▶ Brief
Print all entries precisely as they are written.

▶ Recorded data

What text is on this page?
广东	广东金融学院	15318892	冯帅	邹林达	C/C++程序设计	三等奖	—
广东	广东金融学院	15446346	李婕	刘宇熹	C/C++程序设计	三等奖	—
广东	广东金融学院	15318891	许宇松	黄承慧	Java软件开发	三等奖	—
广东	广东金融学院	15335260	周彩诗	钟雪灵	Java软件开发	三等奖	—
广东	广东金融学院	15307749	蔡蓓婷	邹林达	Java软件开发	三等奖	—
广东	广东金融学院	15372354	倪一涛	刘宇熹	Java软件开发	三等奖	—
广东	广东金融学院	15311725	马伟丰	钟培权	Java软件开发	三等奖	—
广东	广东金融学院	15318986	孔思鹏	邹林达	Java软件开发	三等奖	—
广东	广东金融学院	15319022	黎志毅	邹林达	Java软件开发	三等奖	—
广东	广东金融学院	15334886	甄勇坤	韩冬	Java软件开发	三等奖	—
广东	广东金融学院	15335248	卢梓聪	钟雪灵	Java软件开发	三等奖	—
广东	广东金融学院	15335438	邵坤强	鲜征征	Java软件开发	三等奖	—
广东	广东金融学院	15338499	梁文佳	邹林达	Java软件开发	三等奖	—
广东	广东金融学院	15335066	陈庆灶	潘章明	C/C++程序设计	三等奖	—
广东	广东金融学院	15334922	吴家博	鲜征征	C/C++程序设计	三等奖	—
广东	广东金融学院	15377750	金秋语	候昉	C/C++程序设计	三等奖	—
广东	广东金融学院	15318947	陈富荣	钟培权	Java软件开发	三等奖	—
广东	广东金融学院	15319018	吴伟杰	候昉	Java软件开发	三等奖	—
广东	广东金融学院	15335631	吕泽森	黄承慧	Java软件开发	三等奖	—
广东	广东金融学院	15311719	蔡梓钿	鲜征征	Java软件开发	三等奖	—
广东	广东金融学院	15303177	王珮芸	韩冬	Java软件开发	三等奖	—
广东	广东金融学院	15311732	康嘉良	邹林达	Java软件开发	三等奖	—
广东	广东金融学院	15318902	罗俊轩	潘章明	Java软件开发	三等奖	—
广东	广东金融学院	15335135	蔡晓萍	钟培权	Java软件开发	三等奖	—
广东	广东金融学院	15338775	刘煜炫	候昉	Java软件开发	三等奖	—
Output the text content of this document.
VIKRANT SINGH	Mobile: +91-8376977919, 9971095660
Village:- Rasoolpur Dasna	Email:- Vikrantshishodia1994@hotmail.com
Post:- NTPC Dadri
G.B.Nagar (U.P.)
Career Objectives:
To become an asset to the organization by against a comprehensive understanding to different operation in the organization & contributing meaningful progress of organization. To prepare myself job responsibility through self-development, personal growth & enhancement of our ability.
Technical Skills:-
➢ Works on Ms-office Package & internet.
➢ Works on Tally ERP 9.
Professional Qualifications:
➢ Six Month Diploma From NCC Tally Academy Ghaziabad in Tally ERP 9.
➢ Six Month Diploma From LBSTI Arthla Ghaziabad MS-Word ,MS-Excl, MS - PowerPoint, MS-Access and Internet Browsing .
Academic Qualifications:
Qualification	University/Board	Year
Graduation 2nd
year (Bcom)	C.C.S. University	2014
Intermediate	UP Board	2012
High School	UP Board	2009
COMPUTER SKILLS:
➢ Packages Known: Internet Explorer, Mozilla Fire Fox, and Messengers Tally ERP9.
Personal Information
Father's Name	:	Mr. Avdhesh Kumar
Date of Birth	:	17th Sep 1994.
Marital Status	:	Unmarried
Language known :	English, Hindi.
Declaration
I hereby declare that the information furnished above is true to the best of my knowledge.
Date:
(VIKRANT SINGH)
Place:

▶ Reply to the exercise
What text is on this page?
广东	广东金融学院	15318892	冯帅	邹林达	C/C++程序设计	三等奖	—
广东	广东金融学院	15446346	李婕	刘宇熹	C/C++程序设计	三等奖	—
广东	广东金融学院	15318891	许宇松	黄承慧	Java软件开发	三等奖	—
广东	广东金融学院	15335260	周彩诗	钟雪灵	Java软件开发	三等奖	—
广东	广东金融学院	15307749	蔡蓓婷	邹林达	Java软件开发	三等奖	—
广东	广东金融学院	15372354	倪一涛	刘宇熹	Java软件开发	三等奖	—
广东	广东金融学院	15311725	马伟丰	钟培权	Java软件开发	三等奖	—
广东	广东金融学院	15318986	孔思鹏	邹林达	Java软件开发	三等奖	—
广东	广东金融学院	15319022	黎志毅	邹林达	Java软件开发	三等奖	—
广东	广东金融学院	15334886	甄勇坤	韩冬	Java软件开发	三等奖	—
广东	广东金融学院	15335248	卢梓聪	钟雪灵	Java软件开发	三等奖	—
广东	广东金融学院	15335438	邵坤强	鲜征征	Java软件开发	三等奖	—
广东	广东金融学院	15338499	梁文佳	邹林达	Java软件开发	三等奖	—
广东	广东金融学院	15335066	陈庆灶	潘章明	C/C++程序设计	三等奖	—
广东	广东金融学院	15334922	吴家博	鲜征征	C/C++程序设计	三等奖	—
广东	广东金融学院	15377750	金秋语	候昉	C/C++程序设计	三等奖	—
广东	广东金融学院	15318947	陈富荣	钟培权	Java软件开发	三等奖	—
广东	广东金融学院	15319018	吴伟杰	候昉	Java软件开发	三等奖	—
广东	广东金融学院	15335631	吕泽森	黄承慧	Java软件开发	三等奖	—
广东	广东金融学院	15311719	蔡梓钿	鲜征征	Java软件开发	三等奖	—
广东	广东金融学院	15303177	王珮芸	韩冬	Java软件开发	三等奖	—
广东	广东金融学院	15311732	康嘉良	邹林达	Java软件开发	三等奖	—
广东	广东金融学院	15318902	罗俊轩	潘章明	Java软件开发	三等奖	—
广东	广东金融学院	15335135	蔡晓萍	钟培权	Java软件开发	三等奖	—
广东	广东金融学院	15338775	刘煜炫	候昉	Java软件开发	三等奖	—
Output the text content of this document.
VIKRANT SINGH	Mobile: +91-8376977919, 9971095660
Village:- Rasoolpur Dasna	Email:- Vikrantshishodia1994@hotmail.com
Post:- NTPC Dadri
G.B.Nagar (U.P.)
Career Objectives:
To become an asset to the organization by against a comprehensive understanding to different operation in the organization & contributing meaningful progress of organization. To prepare myself job responsibility through self-development, personal growth & enhancement of our ability.
Technical Skills:-
➢ Works on Ms-office Package & internet.
➢ Works on Tally ERP 9.
Professional Qualifications:
➢ Six Month Diploma From NCC Tally Academy Ghaziabad in Tally ERP 9.
➢ Six Month Diploma From LBSTI Arthla Ghaziabad MS-Word ,MS-Excl, MS - PowerPoint, MS-Access and Internet Browsing .
Academic Qualifications:
Qualification	University/Board	Year
Graduation 2nd
year (Bcom)	C.C.S. University	2014
Intermediate	UP Board	2012
High School	UP Board	2009
COMPUTER SKILLS:
➢ Packages Known: Internet Explorer, Mozilla Fire Fox, and Messengers Tally ERP9.
Personal Information
Father's Name	:	Mr. Avdhesh Kumar
Date of Birth	:	17th Sep 1994.
Marital Status	:	Unmarried
Language known :	English, Hindi.
Declaration
I hereby declare that the information furnished above is true to the best of my knowledge.
Date:
(VIKRANT SINGH)
Place:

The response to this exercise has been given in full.